[Extracted records]
* Start *

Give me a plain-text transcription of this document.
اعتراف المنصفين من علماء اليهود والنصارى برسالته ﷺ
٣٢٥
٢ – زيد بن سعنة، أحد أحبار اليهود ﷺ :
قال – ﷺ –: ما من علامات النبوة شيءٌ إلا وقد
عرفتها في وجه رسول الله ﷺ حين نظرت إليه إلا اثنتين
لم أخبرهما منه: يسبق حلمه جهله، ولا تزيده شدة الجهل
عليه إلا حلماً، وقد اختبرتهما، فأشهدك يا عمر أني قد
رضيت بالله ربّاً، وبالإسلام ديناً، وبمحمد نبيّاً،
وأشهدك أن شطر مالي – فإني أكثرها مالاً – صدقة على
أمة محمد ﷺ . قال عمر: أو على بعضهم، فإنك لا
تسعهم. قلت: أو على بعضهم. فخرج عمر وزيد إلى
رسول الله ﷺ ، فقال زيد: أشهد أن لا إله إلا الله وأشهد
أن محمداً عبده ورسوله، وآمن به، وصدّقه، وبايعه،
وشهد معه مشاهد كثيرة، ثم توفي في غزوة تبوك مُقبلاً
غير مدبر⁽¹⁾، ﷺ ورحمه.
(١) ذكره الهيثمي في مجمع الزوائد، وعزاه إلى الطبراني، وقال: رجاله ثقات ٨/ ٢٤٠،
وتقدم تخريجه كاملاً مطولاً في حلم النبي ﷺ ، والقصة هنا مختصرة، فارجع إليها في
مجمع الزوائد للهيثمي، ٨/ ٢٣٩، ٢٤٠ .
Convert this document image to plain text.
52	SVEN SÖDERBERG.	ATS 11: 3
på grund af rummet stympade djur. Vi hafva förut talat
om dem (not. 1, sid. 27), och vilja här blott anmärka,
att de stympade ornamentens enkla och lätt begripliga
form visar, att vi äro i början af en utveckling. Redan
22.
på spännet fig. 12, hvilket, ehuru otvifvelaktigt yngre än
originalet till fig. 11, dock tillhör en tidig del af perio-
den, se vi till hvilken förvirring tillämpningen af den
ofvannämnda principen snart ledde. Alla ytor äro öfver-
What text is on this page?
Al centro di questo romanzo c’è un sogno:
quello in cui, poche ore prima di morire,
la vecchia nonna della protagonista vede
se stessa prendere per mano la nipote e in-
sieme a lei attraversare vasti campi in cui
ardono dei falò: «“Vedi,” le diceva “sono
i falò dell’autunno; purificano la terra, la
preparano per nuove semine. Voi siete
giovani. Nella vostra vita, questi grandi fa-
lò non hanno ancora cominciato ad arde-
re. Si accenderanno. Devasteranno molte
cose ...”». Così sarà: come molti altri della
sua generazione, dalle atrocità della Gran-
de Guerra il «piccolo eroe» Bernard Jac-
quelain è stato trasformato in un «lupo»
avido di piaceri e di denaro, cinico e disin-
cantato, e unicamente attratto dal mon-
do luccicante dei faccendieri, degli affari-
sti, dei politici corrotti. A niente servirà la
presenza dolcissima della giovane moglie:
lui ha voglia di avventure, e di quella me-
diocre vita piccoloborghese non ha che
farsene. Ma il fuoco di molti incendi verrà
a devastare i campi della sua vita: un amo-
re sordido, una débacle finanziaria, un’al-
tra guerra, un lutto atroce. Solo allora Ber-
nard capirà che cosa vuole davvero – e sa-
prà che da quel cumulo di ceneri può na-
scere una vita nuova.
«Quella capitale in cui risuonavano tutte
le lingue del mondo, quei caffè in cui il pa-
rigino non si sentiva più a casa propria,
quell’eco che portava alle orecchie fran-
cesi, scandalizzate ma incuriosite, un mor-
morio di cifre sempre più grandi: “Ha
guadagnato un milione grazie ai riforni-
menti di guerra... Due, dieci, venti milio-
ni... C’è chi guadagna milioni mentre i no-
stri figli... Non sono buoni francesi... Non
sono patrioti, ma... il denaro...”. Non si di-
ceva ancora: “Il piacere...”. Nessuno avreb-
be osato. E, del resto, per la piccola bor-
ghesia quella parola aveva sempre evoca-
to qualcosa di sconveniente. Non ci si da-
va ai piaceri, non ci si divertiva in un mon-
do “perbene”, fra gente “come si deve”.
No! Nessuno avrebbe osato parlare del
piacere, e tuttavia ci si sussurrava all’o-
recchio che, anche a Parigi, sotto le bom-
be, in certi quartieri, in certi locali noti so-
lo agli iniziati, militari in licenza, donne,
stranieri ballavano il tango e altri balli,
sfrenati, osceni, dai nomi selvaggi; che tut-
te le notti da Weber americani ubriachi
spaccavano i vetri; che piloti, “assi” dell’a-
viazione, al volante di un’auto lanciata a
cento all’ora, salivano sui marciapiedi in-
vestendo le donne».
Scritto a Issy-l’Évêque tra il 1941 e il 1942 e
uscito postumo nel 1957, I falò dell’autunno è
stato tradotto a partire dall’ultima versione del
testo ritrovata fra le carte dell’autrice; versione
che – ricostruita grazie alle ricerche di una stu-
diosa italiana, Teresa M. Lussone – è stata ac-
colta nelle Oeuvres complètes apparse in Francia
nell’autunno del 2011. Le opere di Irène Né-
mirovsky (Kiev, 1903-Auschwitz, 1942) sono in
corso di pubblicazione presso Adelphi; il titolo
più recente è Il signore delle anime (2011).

* End *

From the entries above, collect every line with the string "Nessuno" in it.

ceva ancora: “Il piacere...”. Nessuno avreb-
No! Nessuno avrebbe osato parlare del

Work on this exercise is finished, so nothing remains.